* Job:
Tally up the lines that include "criminal" and state that number by itself.

*** Information supplied

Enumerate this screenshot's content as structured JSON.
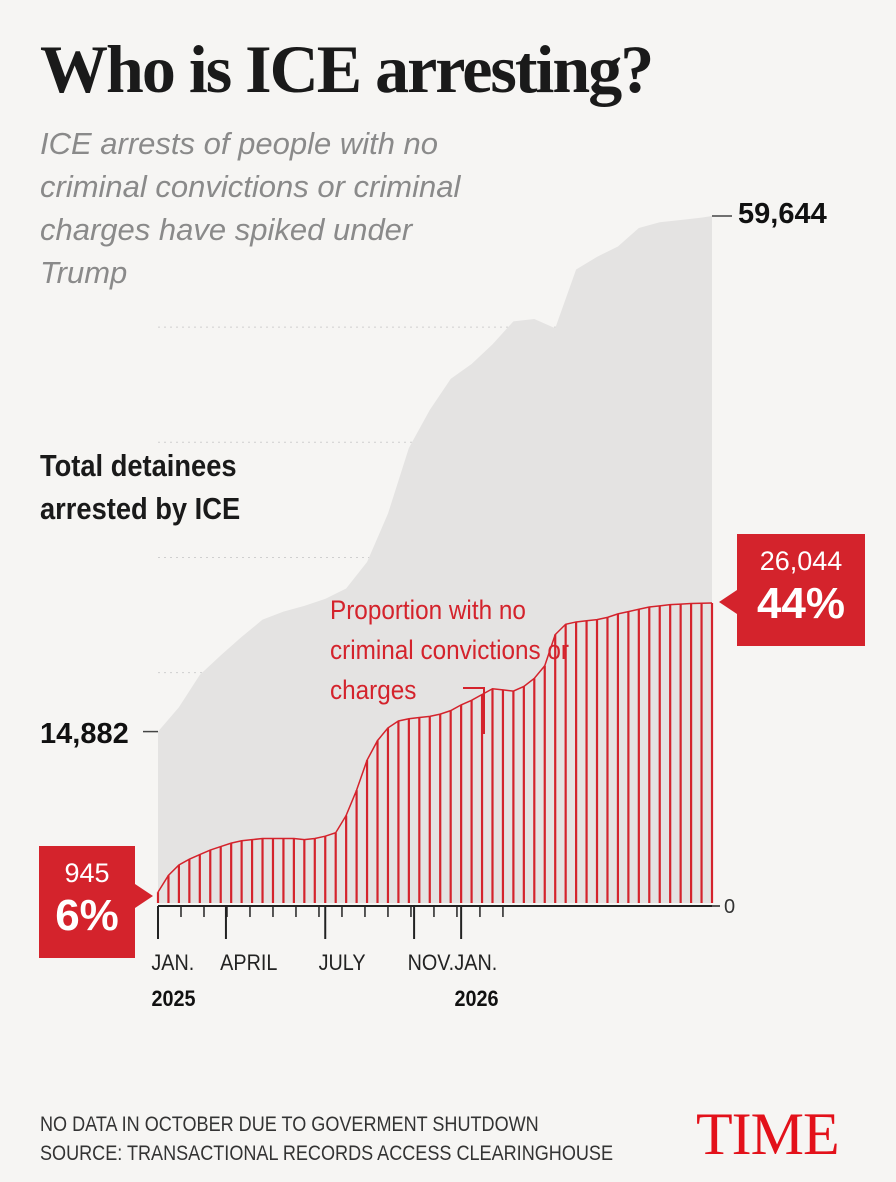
{
  "title": "Who is ICE arresting?",
  "subtitle": "ICE arrests of people with no criminal convictions or criminal charges have spiked under Trump",
  "colors": {
    "accent": "#d4232c",
    "total_fill": "#e4e3e2",
    "background": "#f6f5f3",
    "logo": "#e3111a"
  },
  "chart_data": {
    "type": "area",
    "x_label": "",
    "y_label": "",
    "ylim": [
      0,
      59644
    ],
    "x_range": [
      0,
      53
    ],
    "grid": true,
    "series": [
      {
        "name": "Total detainees arrested by ICE",
        "x": [
          0,
          2,
          4,
          6,
          8,
          10,
          12,
          14,
          16,
          18,
          20,
          22,
          24,
          26,
          28,
          30,
          32,
          34,
          36,
          38,
          40,
          42,
          44,
          46,
          48,
          50,
          52,
          53
        ],
        "values": [
          14882,
          17000,
          19800,
          21500,
          23100,
          24600,
          25300,
          25800,
          26400,
          27300,
          29600,
          33800,
          39500,
          42800,
          45500,
          46800,
          48500,
          50500,
          50700,
          49900,
          55000,
          56100,
          57000,
          58600,
          59100,
          59300,
          59500,
          59644
        ]
      },
      {
        "name": "Proportion with no criminal convictions or charges",
        "x": [
          0,
          1,
          2,
          3,
          4,
          5,
          6,
          7,
          8,
          9,
          10,
          11,
          12,
          13,
          14,
          15,
          16,
          17,
          18,
          19,
          20,
          21,
          22,
          23,
          24,
          25,
          26,
          27,
          28,
          29,
          30,
          31,
          32,
          33,
          34,
          35,
          36,
          37,
          38,
          39,
          40,
          41,
          42,
          43,
          44,
          45,
          46,
          47,
          48,
          49,
          50,
          51,
          52,
          53
        ],
        "values": [
          945,
          2400,
          3300,
          3800,
          4200,
          4600,
          4900,
          5200,
          5400,
          5500,
          5600,
          5600,
          5600,
          5600,
          5500,
          5600,
          5800,
          6100,
          7600,
          9800,
          12400,
          14100,
          15200,
          15800,
          16000,
          16100,
          16200,
          16400,
          16700,
          17200,
          17600,
          18100,
          18600,
          18500,
          18400,
          18800,
          19500,
          20600,
          23300,
          24200,
          24400,
          24500,
          24600,
          24800,
          25100,
          25300,
          25500,
          25700,
          25800,
          25900,
          25950,
          26000,
          26020,
          26044
        ]
      }
    ],
    "ticks": [
      {
        "x": 0,
        "label": "JAN.",
        "year": "2025",
        "major": true
      },
      {
        "x": 6.5,
        "label": "APRIL",
        "year": "",
        "major": true
      },
      {
        "x": 16,
        "label": "JULY",
        "year": "",
        "major": true
      },
      {
        "x": 24.5,
        "label": "NOV.",
        "year": "",
        "major": true
      },
      {
        "x": 29,
        "label": "JAN.",
        "year": "2026",
        "major": true
      }
    ],
    "labels": {
      "total": "Total detainees arrested by ICE",
      "proportion": "Proportion with no criminal convictions or charges",
      "start_total": "14,882",
      "end_total": "59,644",
      "zero": "0",
      "start_count": "945",
      "start_pct": "6%",
      "end_count": "26,044",
      "end_pct": "44%"
    }
  },
  "footer": {
    "note": "NO DATA IN OCTOBER DUE TO GOVERMENT SHUTDOWN",
    "source": "SOURCE: TRANSACTIONAL RECORDS ACCESS CLEARINGHOUSE",
    "logo": "TIME"
  }
}
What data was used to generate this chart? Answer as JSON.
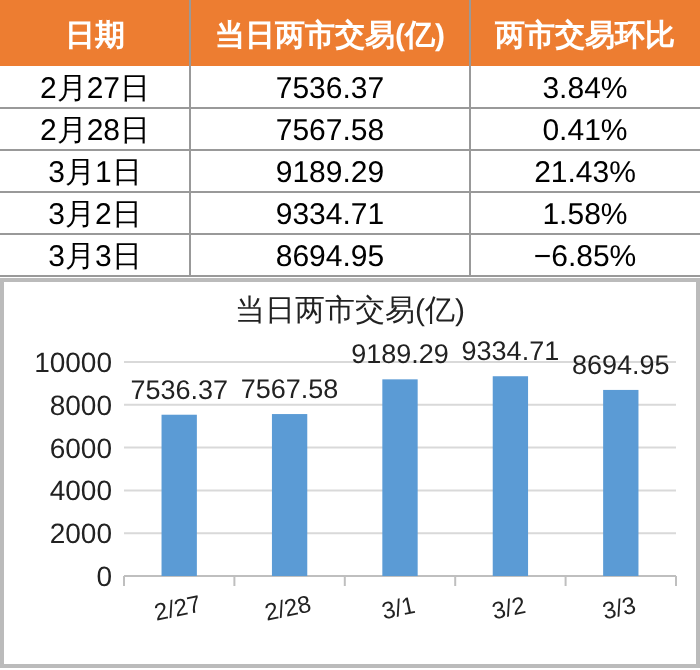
{
  "chart_data": [
    {
      "type": "other",
      "categories": [
        "日期",
        "当日两市交易(亿)",
        "两市交易环比"
      ],
      "annotations": [
        "2月27日",
        "7536.37",
        "3.84%",
        "2月28日",
        "7567.58",
        "0.41%",
        "3月1日",
        "9189.29",
        "21.43%",
        "3月2日",
        "9334.71",
        "1.58%",
        "3月3日",
        "8694.95",
        "−6.85%"
      ]
    },
    {
      "type": "bar",
      "title": "当日两市交易(亿)",
      "categories": [
        "2/27",
        "2/28",
        "3/1",
        "3/2",
        "3/3"
      ],
      "values": [
        7536.37,
        7567.58,
        9189.29,
        9334.71,
        8694.95
      ],
      "color": "#5b9bd5",
      "ylim": [
        0,
        10000
      ],
      "yticks": [
        0,
        2000,
        4000,
        6000,
        8000,
        10000
      ],
      "grid": "y",
      "data_labels": true
    }
  ]
}
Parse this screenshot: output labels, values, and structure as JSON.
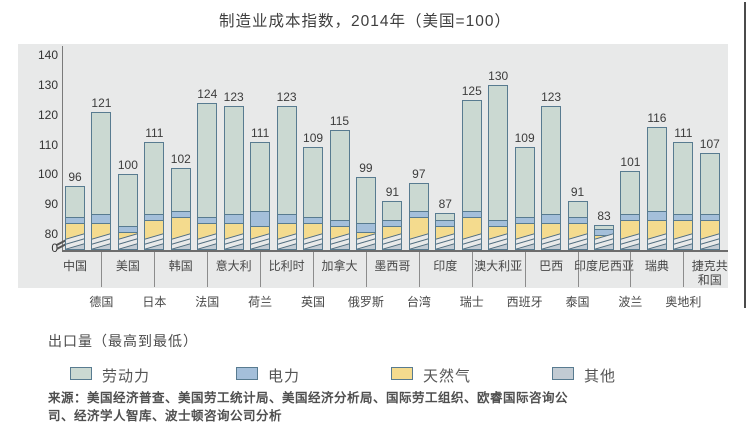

******

* Written solution:
3